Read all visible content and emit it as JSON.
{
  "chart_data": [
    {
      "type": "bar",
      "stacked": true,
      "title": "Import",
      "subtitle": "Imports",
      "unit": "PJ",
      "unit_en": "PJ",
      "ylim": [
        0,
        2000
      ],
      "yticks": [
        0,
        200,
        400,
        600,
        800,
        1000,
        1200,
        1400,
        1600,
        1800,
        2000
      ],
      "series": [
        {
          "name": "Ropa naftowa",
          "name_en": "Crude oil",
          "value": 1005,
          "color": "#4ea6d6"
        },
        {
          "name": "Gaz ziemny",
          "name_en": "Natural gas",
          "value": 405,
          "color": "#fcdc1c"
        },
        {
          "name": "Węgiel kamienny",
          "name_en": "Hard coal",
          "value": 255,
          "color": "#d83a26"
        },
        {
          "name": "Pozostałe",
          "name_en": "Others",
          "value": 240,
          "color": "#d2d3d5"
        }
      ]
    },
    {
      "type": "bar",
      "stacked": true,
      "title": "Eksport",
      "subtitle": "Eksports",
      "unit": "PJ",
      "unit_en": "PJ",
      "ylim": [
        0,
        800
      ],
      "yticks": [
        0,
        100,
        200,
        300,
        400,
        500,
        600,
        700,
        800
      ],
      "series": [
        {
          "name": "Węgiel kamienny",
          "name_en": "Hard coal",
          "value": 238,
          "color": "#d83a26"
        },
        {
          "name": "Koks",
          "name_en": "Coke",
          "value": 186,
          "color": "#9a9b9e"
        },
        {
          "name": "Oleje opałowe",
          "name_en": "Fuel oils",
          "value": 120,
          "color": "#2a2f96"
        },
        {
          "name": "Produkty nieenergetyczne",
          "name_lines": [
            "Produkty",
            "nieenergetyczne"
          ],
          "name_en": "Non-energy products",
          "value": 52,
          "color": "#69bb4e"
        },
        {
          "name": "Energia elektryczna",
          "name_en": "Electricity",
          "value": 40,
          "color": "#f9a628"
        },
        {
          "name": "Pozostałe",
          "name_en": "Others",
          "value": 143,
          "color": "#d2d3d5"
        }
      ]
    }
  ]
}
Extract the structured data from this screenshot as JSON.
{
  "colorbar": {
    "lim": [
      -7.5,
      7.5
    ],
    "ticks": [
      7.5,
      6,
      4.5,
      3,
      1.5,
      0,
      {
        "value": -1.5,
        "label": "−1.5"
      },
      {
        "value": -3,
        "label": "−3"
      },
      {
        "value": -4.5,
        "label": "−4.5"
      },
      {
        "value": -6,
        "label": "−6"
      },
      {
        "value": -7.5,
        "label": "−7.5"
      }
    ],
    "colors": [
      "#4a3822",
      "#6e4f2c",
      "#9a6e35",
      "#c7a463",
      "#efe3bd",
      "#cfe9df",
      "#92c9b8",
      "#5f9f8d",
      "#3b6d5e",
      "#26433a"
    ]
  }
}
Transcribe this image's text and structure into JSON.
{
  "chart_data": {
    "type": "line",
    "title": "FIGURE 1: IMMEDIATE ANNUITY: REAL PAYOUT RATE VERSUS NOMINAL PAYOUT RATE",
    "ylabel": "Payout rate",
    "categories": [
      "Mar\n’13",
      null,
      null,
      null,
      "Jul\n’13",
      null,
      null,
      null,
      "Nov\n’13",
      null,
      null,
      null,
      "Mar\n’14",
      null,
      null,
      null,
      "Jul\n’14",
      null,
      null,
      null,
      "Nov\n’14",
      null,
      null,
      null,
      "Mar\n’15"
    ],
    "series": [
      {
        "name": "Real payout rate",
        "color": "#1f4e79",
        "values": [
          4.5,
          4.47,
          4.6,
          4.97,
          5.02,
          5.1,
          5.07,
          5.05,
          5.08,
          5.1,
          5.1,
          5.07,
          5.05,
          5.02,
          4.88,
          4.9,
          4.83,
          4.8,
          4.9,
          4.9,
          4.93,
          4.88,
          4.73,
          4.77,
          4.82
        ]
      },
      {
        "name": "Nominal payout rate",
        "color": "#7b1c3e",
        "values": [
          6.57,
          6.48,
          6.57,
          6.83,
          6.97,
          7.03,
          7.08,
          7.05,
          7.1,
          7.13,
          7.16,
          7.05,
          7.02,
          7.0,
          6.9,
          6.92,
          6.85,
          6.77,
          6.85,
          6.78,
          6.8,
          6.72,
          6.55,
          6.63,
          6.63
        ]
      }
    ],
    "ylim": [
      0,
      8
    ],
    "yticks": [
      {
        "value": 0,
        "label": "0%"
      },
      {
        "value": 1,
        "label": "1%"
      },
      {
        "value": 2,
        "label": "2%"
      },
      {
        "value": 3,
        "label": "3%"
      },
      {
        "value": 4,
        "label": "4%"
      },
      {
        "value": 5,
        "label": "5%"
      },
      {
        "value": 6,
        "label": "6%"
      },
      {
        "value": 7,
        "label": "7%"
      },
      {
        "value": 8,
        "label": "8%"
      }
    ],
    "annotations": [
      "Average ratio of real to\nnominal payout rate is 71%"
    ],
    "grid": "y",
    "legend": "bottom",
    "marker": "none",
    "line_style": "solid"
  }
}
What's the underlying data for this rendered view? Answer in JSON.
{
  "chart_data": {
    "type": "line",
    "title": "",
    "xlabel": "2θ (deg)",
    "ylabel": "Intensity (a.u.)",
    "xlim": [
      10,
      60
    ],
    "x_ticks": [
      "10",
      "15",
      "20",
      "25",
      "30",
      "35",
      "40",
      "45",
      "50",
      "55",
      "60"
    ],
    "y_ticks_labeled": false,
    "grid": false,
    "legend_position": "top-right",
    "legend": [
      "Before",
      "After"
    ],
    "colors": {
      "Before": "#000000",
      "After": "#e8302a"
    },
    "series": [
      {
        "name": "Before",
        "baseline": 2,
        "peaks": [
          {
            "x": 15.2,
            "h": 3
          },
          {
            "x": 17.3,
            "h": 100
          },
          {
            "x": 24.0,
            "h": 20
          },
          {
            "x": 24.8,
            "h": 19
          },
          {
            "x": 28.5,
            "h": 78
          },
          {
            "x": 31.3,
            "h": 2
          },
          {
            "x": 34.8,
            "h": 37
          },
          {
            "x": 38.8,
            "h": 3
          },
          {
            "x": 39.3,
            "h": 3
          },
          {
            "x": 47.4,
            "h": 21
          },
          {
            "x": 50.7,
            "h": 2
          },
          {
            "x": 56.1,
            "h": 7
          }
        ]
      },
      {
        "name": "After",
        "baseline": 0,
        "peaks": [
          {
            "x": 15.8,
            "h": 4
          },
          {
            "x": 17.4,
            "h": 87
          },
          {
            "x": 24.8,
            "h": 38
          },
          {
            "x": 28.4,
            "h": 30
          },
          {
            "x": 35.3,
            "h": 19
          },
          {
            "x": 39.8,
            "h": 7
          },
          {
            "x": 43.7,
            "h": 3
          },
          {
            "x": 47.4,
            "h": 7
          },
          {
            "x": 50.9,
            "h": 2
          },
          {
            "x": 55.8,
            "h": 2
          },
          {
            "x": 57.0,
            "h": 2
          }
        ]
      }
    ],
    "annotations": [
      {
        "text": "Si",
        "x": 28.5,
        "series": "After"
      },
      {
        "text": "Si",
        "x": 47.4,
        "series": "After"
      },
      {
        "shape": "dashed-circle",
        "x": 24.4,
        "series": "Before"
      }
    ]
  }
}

==*==

Locate the word "Produkty" in the records above, and return each line that has it.

*Solution to this problem*
          "name": "Produkty nieenergetyczne",
            "Produkty",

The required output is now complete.